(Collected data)

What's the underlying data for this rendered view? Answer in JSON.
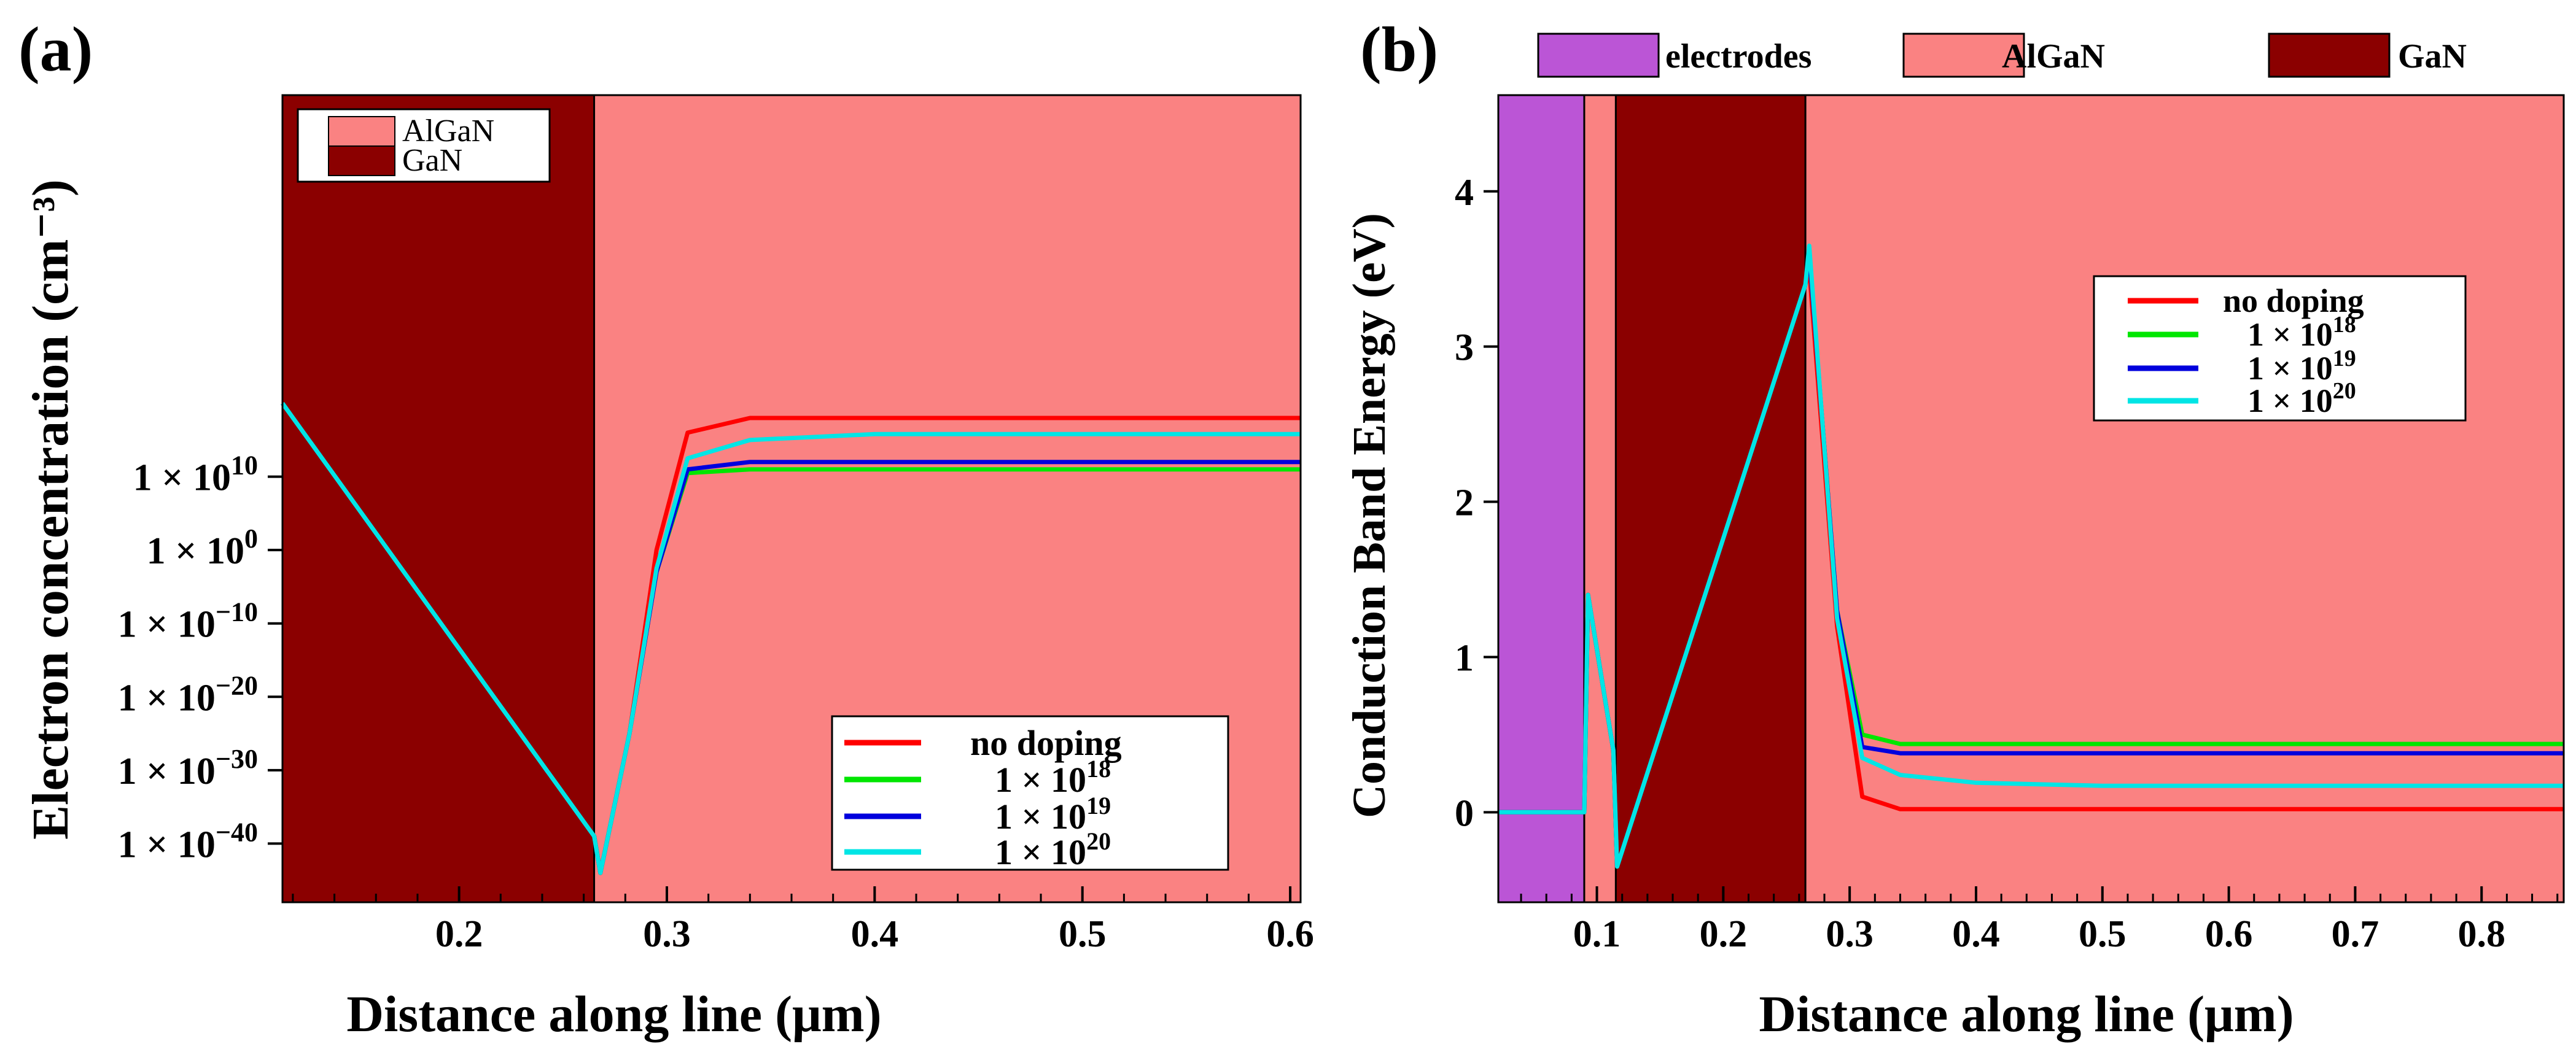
{
  "chart_data": [
    {
      "panel": "(a)",
      "type": "line",
      "title": "",
      "xlabel": "Distance along line (μm)",
      "ylabel": "Electron concentration (cm⁻³)",
      "yscale": "log",
      "xlim": [
        0.115,
        0.605
      ],
      "ylim": [
        -48,
        62
      ],
      "xticks": [
        0.2,
        0.3,
        0.4,
        0.5,
        0.6
      ],
      "xtick_labels": [
        "0.2",
        "0.3",
        "0.4",
        "0.5",
        "0.6"
      ],
      "yticks": [
        10,
        0,
        -10,
        -20,
        -30,
        -40
      ],
      "ytick_labels": [
        {
          "base": "1 × 10",
          "exp": "10"
        },
        {
          "base": "1 × 10",
          "exp": "0"
        },
        {
          "base": "1 × 10",
          "exp": "−10"
        },
        {
          "base": "1 × 10",
          "exp": "−20"
        },
        {
          "base": "1 × 10",
          "exp": "−30"
        },
        {
          "base": "1 × 10",
          "exp": "−40"
        }
      ],
      "regions": [
        {
          "material": "GaN",
          "x": [
            0.115,
            0.265
          ],
          "color": "#8b0000"
        },
        {
          "material": "AlGaN",
          "x": [
            0.265,
            0.605
          ],
          "color": "#fa8282"
        }
      ],
      "region_legend": [
        {
          "label": "AlGaN",
          "color": "#fa8282"
        },
        {
          "label": "GaN",
          "color": "#8b0000"
        }
      ],
      "legend": [
        {
          "label": "no doping",
          "sup": ""
        },
        {
          "label": "1 × 10",
          "sup": "18"
        },
        {
          "label": "1 × 10",
          "sup": "19"
        },
        {
          "label": "1 × 10",
          "sup": "20"
        }
      ],
      "legend_position": "lower-right",
      "x": [
        0.115,
        0.265,
        0.268,
        0.282,
        0.295,
        0.31,
        0.34,
        0.4,
        0.5,
        0.605
      ],
      "series": [
        {
          "name": "no doping",
          "color": "#ff0000",
          "log10_values": [
            20,
            -39,
            -44,
            -25,
            0,
            16,
            18,
            18,
            18,
            18
          ]
        },
        {
          "name": "1 × 10^18",
          "color": "#00e600",
          "log10_values": [
            20,
            -39,
            -44,
            -25,
            -3,
            10.5,
            11,
            11,
            11,
            11
          ]
        },
        {
          "name": "1 × 10^19",
          "color": "#0000dd",
          "log10_values": [
            20,
            -39,
            -44,
            -25,
            -3,
            11,
            12,
            12,
            12,
            12
          ]
        },
        {
          "name": "1 × 10^20",
          "color": "#00e5e5",
          "log10_values": [
            20,
            -39,
            -44,
            -25,
            -2.5,
            12.5,
            15,
            15.8,
            15.8,
            15.8
          ]
        }
      ]
    },
    {
      "panel": "(b)",
      "type": "line",
      "title": "",
      "xlabel": "Distance along line (μm)",
      "ylabel": "Conduction Band Energy (eV)",
      "xlim": [
        0.022,
        0.865
      ],
      "ylim": [
        -0.58,
        4.62
      ],
      "xticks": [
        0.1,
        0.2,
        0.3,
        0.4,
        0.5,
        0.6,
        0.7,
        0.8
      ],
      "xtick_labels": [
        "0.1",
        "0.2",
        "0.3",
        "0.4",
        "0.5",
        "0.6",
        "0.7",
        "0.8"
      ],
      "yticks": [
        0,
        1,
        2,
        3,
        4
      ],
      "ytick_labels": [
        "0",
        "1",
        "2",
        "3",
        "4"
      ],
      "regions": [
        {
          "material": "electrodes",
          "x": [
            0.022,
            0.09
          ],
          "color": "#bb55d6"
        },
        {
          "material": "AlGaN",
          "x": [
            0.09,
            0.115
          ],
          "color": "#fa8282"
        },
        {
          "material": "GaN",
          "x": [
            0.115,
            0.265
          ],
          "color": "#8b0000"
        },
        {
          "material": "AlGaN",
          "x": [
            0.265,
            0.865
          ],
          "color": "#fa8282"
        }
      ],
      "region_legend": [
        {
          "label": "electrodes",
          "color": "#bb55d6"
        },
        {
          "label": "AlGaN",
          "color": "#fa8282"
        },
        {
          "label": "GaN",
          "color": "#8b0000"
        }
      ],
      "legend": [
        {
          "label": "no doping",
          "sup": ""
        },
        {
          "label": "1 × 10",
          "sup": "18"
        },
        {
          "label": "1 × 10",
          "sup": "19"
        },
        {
          "label": "1 × 10",
          "sup": "20"
        }
      ],
      "legend_position": "upper-right",
      "x": [
        0.022,
        0.09,
        0.093,
        0.113,
        0.116,
        0.265,
        0.268,
        0.29,
        0.31,
        0.34,
        0.4,
        0.5,
        0.865
      ],
      "series": [
        {
          "name": "no doping",
          "color": "#ff0000",
          "values": [
            0,
            0,
            1.4,
            0.4,
            -0.35,
            3.4,
            3.5,
            1.2,
            0.1,
            0.02,
            0.02,
            0.02,
            0.02
          ]
        },
        {
          "name": "1 × 10^18",
          "color": "#00e600",
          "values": [
            0,
            0,
            1.4,
            0.4,
            -0.35,
            3.4,
            3.6,
            1.3,
            0.5,
            0.44,
            0.44,
            0.44,
            0.44
          ]
        },
        {
          "name": "1 × 10^19",
          "color": "#0000dd",
          "values": [
            0,
            0,
            1.4,
            0.4,
            -0.35,
            3.4,
            3.6,
            1.3,
            0.42,
            0.38,
            0.38,
            0.38,
            0.38
          ]
        },
        {
          "name": "1 × 10^20",
          "color": "#00e5e5",
          "values": [
            0,
            0,
            1.4,
            0.4,
            -0.35,
            3.4,
            3.65,
            1.25,
            0.35,
            0.24,
            0.19,
            0.17,
            0.17
          ]
        }
      ]
    }
  ]
}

■ WORK TO BE COMPLETED ■
Find the lines above holding the word "electrodes" and show them.

■ CORRECT ANSWER ■
          "material": "electrodes",
          "label": "electrodes",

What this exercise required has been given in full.